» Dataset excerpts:
───

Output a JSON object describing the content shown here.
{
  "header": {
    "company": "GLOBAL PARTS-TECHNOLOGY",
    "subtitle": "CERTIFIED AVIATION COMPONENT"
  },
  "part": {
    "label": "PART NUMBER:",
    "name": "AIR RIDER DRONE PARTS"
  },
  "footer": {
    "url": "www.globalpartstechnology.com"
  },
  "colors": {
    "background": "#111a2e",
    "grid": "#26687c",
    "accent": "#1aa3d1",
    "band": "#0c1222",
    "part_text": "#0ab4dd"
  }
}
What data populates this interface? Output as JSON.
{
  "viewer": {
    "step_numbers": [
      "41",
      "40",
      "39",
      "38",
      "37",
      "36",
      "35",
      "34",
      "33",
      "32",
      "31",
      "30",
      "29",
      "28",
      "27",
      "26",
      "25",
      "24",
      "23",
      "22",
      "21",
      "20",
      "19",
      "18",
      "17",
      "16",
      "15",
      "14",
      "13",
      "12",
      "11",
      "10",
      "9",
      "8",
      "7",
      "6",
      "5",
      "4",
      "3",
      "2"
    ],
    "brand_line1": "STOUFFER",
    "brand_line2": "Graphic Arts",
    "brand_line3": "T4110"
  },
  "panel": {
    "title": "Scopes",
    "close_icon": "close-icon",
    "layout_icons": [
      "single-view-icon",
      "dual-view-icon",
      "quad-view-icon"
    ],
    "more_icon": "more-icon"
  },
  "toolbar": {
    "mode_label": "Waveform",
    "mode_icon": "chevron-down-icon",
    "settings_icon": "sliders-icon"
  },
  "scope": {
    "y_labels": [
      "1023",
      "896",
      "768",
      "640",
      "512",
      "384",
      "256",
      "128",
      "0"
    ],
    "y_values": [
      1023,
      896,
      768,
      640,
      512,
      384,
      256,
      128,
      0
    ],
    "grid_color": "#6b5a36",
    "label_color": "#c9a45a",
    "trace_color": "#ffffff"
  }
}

───

» SHORT EXERCISE: Faithfully transcribe the whole of the data.

» SOLUTION TO THIS PROBLEM:
Output a JSON object describing the content shown here.
{
  "header": {
    "company": "GLOBAL PARTS-TECHNOLOGY",
    "subtitle": "CERTIFIED AVIATION COMPONENT"
  },
  "part": {
    "label": "PART NUMBER:",
    "name": "AIR RIDER DRONE PARTS"
  },
  "footer": {
    "url": "www.globalpartstechnology.com"
  },
  "colors": {
    "background": "#111a2e",
    "grid": "#26687c",
    "accent": "#1aa3d1",
    "band": "#0c1222",
    "part_text": "#0ab4dd"
  }
}
What data populates this interface? Output as JSON.
{
  "viewer": {
    "step_numbers": [
      "41",
      "40",
      "39",
      "38",
      "37",
      "36",
      "35",
      "34",
      "33",
      "32",
      "31",
      "30",
      "29",
      "28",
      "27",
      "26",
      "25",
      "24",
      "23",
      "22",
      "21",
      "20",
      "19",
      "18",
      "17",
      "16",
      "15",
      "14",
      "13",
      "12",
      "11",
      "10",
      "9",
      "8",
      "7",
      "6",
      "5",
      "4",
      "3",
      "2"
    ],
    "brand_line1": "STOUFFER",
    "brand_line2": "Graphic Arts",
    "brand_line3": "T4110"
  },
  "panel": {
    "title": "Scopes",
    "close_icon": "close-icon",
    "layout_icons": [
      "single-view-icon",
      "dual-view-icon",
      "quad-view-icon"
    ],
    "more_icon": "more-icon"
  },
  "toolbar": {
    "mode_label": "Waveform",
    "mode_icon": "chevron-down-icon",
    "settings_icon": "sliders-icon"
  },
  "scope": {
    "y_labels": [
      "1023",
      "896",
      "768",
      "640",
      "512",
      "384",
      "256",
      "128",
      "0"
    ],
    "y_values": [
      1023,
      896,
      768,
      640,
      512,
      384,
      256,
      128,
      0
    ],
    "grid_color": "#6b5a36",
    "label_color": "#c9a45a",
    "trace_color": "#ffffff"
  }
}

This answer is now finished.